▶ **SET PROBLEM**: Out of the lines below, please list those that hold the string "членов".

▶ **ENTRIES SUPPLIED**:
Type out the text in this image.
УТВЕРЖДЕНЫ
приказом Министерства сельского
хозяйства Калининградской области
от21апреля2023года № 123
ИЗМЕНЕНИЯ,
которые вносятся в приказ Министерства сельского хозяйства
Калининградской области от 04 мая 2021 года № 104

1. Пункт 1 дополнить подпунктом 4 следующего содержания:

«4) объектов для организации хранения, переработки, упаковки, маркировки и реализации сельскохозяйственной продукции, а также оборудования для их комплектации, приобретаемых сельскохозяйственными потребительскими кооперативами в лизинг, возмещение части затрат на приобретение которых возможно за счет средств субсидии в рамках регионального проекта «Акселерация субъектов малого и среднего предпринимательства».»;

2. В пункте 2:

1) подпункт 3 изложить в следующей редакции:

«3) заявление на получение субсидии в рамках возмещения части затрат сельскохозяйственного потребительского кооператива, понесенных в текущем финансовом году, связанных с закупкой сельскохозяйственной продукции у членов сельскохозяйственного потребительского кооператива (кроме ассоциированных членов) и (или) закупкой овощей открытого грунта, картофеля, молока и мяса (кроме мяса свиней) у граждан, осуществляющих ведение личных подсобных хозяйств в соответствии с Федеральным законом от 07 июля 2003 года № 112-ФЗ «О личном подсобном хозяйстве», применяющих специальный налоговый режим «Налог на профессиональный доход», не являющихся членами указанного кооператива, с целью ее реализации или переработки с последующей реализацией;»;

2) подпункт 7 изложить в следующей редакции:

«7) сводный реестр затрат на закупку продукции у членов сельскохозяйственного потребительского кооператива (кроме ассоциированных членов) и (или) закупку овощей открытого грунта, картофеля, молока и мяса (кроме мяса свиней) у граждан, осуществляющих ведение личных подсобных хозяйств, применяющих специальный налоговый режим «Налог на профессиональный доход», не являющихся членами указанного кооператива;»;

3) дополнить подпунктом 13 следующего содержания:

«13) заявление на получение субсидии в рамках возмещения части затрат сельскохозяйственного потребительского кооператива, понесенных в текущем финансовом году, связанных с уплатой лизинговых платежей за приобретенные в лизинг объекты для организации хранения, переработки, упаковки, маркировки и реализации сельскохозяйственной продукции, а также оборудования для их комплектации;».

▶ **RESULT FOR THIS EXERCISE**:
«3) заявление на получение субсидии в рамках возмещения части затрат сельскохозяйственного потребительского кооператива, понесенных в текущем финансовом году, связанных с закупкой сельскохозяйственной продукции у членов сельскохозяйственного потребительского кооператива (кроме ассоциированных членов) и (или) закупкой овощей открытого грунта, картофеля, молока и мяса (кроме мяса свиней) у граждан, осуществляющих ведение личных подсобных хозяйств в соответствии с Федеральным законом от 07 июля 2003 года № 112-ФЗ «О личном подсобном хозяйстве», применяющих специальный налоговый режим «Налог на профессиональный доход», не являющихся членами указанного кооператива, с целью ее реализации или переработки с последующей реализацией;»;
«7) сводный реестр затрат на закупку продукции у членов сельскохозяйственного потребительского кооператива (кроме ассоциированных членов) и (или) закупку овощей открытого грунта, картофеля, молока и мяса (кроме мяса свиней) у граждан, осуществляющих ведение личных подсобных хозяйств, применяющих специальный налоговый режим «Налог на профессиональный доход», не являющихся членами указанного кооператива;»;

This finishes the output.